WHAT THIS TASK INVOLVES -> Identify the lines holding "Botryosphaeria" and copy them.

DATA FOR THIS EXERCISE ->
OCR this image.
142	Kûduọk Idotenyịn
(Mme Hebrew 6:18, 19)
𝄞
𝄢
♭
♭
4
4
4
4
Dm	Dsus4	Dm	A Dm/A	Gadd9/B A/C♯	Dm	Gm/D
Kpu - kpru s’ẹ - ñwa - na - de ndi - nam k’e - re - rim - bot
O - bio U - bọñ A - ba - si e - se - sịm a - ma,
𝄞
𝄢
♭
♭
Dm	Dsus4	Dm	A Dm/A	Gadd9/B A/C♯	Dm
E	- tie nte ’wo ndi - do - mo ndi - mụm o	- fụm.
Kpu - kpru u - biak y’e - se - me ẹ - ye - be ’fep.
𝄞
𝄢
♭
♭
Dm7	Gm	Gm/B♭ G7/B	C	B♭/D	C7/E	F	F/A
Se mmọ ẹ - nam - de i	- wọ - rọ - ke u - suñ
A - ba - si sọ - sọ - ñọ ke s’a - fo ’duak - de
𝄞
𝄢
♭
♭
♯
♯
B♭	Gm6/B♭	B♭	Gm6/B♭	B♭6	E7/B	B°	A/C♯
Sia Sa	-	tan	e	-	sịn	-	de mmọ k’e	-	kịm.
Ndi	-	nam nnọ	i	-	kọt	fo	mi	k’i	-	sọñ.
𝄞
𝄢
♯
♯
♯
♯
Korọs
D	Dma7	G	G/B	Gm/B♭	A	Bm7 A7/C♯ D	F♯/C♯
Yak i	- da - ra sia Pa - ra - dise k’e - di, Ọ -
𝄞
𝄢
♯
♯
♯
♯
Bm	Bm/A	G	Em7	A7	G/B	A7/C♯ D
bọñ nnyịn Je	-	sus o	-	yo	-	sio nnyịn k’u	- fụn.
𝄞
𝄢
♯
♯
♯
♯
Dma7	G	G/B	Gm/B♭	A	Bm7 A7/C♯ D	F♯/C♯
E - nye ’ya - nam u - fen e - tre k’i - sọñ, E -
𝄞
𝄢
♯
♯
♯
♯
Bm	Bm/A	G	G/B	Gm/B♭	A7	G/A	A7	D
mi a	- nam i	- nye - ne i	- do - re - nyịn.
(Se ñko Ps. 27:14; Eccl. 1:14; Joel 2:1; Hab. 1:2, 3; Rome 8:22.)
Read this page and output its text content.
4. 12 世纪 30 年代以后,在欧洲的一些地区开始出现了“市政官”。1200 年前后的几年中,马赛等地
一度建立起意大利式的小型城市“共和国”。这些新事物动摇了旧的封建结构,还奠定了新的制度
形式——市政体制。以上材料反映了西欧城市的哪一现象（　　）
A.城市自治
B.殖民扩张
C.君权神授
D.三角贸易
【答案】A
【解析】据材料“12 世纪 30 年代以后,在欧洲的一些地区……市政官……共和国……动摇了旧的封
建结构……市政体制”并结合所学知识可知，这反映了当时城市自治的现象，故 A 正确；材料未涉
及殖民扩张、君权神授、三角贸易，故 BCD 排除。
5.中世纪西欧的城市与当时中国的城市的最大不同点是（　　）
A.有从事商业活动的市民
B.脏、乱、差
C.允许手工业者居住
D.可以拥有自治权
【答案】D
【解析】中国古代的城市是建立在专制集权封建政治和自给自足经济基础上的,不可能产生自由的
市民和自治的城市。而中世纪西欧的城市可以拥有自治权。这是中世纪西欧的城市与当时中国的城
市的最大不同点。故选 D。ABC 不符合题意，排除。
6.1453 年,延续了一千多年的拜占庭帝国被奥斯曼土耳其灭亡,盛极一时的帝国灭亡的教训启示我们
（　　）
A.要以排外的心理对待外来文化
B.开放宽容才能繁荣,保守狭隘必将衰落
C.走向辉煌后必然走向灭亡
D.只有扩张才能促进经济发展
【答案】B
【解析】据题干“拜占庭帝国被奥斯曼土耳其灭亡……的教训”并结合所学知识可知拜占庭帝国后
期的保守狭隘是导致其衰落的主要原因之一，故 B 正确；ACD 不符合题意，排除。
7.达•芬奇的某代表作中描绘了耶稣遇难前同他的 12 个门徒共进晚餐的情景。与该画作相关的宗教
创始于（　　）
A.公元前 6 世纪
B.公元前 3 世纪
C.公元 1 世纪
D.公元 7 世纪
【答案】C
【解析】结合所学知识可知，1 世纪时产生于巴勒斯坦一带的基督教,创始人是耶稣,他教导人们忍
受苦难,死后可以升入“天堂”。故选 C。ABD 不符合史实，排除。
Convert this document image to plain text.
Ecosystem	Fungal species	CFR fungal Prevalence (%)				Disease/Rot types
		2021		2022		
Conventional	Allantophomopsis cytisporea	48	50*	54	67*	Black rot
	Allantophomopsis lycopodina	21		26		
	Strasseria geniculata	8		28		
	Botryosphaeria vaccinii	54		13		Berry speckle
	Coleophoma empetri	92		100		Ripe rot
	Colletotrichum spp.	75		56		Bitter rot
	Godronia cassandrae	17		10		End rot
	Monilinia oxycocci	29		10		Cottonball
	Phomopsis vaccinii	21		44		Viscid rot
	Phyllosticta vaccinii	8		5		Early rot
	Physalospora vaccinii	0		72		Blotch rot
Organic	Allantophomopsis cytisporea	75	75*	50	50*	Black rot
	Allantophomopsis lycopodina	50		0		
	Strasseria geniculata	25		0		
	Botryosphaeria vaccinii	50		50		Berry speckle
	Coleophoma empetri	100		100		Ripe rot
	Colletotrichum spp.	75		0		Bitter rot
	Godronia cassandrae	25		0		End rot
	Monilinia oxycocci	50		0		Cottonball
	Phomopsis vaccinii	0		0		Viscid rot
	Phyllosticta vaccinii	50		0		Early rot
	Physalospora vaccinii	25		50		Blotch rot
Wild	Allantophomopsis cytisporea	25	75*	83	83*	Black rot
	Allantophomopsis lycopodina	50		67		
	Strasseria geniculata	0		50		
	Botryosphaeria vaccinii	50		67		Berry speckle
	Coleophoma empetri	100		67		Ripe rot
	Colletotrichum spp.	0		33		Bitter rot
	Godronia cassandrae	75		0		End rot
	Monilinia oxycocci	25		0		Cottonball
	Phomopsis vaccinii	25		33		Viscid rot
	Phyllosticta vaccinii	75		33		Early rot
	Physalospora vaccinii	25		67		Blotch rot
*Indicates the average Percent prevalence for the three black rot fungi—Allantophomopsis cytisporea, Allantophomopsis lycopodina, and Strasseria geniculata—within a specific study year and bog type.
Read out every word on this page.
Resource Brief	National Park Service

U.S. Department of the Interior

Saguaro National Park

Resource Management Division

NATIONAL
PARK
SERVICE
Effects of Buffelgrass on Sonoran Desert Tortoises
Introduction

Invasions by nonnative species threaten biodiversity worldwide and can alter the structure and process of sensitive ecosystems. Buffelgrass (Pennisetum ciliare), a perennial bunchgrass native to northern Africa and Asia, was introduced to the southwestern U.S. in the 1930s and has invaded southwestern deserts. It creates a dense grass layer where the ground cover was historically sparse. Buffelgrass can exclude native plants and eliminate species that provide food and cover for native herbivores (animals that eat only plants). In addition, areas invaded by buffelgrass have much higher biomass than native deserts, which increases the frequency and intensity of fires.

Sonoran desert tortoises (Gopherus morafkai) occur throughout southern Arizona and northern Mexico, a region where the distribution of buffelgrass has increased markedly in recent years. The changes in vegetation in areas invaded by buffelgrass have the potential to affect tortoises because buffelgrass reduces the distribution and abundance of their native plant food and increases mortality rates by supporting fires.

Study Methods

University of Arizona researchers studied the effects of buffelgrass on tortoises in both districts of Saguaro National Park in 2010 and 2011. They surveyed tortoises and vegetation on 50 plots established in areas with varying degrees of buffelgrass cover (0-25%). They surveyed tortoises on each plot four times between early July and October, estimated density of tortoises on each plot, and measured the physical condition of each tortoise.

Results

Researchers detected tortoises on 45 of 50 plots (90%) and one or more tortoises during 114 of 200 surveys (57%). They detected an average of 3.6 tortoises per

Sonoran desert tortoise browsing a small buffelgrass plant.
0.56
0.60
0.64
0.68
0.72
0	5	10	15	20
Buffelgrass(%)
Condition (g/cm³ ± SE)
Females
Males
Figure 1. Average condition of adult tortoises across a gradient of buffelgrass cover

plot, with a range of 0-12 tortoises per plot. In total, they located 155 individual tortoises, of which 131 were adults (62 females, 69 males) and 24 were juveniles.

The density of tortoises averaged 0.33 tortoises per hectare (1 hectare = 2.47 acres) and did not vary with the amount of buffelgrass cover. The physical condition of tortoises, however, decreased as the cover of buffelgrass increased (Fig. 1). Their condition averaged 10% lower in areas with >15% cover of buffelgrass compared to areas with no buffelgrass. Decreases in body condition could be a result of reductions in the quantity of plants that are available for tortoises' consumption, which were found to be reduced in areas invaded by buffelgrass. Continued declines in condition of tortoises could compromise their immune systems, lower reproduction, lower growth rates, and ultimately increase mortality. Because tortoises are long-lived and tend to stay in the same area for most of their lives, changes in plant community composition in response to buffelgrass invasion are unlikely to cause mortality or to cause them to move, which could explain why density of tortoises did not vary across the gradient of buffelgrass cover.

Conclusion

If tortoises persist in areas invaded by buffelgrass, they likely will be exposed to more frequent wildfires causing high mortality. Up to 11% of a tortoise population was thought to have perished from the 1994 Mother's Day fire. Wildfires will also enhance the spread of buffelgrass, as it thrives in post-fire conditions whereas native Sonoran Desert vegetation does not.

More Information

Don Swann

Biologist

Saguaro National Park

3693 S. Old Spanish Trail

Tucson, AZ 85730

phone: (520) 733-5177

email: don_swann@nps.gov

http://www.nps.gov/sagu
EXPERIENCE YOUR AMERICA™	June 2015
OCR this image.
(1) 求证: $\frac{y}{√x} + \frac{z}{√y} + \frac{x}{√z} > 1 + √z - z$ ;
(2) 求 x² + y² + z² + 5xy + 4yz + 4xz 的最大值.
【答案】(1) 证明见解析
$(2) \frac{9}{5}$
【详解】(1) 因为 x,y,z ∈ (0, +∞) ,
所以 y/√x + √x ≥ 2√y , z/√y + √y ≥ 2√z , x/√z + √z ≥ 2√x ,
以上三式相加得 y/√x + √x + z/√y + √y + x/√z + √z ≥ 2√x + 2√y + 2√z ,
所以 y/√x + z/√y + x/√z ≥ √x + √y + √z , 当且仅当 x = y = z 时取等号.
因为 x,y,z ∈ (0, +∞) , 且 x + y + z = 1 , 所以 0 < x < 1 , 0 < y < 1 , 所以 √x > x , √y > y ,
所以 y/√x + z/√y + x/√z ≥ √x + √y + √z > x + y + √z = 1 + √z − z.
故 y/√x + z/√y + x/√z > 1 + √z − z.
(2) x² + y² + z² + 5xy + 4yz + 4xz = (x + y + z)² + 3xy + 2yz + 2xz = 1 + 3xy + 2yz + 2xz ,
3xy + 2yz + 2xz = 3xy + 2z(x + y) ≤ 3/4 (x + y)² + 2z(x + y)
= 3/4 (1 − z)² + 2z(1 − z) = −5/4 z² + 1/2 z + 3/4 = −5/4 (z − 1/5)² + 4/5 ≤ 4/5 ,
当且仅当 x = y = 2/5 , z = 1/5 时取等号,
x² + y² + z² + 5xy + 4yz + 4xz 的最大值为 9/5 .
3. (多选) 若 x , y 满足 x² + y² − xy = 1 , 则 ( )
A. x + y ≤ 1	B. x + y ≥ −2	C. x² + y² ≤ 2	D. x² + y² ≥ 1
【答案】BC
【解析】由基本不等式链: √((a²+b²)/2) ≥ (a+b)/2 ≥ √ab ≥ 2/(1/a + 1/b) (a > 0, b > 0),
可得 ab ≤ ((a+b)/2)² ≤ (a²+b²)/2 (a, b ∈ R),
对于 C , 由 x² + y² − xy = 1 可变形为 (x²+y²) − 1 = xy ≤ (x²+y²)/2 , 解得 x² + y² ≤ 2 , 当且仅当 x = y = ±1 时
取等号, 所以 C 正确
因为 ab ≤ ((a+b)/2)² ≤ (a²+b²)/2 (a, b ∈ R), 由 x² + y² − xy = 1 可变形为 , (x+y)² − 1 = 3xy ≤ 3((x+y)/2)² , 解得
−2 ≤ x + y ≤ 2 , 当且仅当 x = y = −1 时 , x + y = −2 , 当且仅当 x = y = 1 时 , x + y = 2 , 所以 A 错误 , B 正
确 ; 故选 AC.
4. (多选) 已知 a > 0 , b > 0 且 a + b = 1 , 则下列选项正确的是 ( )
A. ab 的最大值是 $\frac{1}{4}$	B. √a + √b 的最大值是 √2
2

OUTPUT OF THE TASK ->
	Botryosphaeria vaccinii	54		13		Berry speckle
	Botryosphaeria vaccinii	50		50		Berry speckle
	Botryosphaeria vaccinii	50		67		Berry speckle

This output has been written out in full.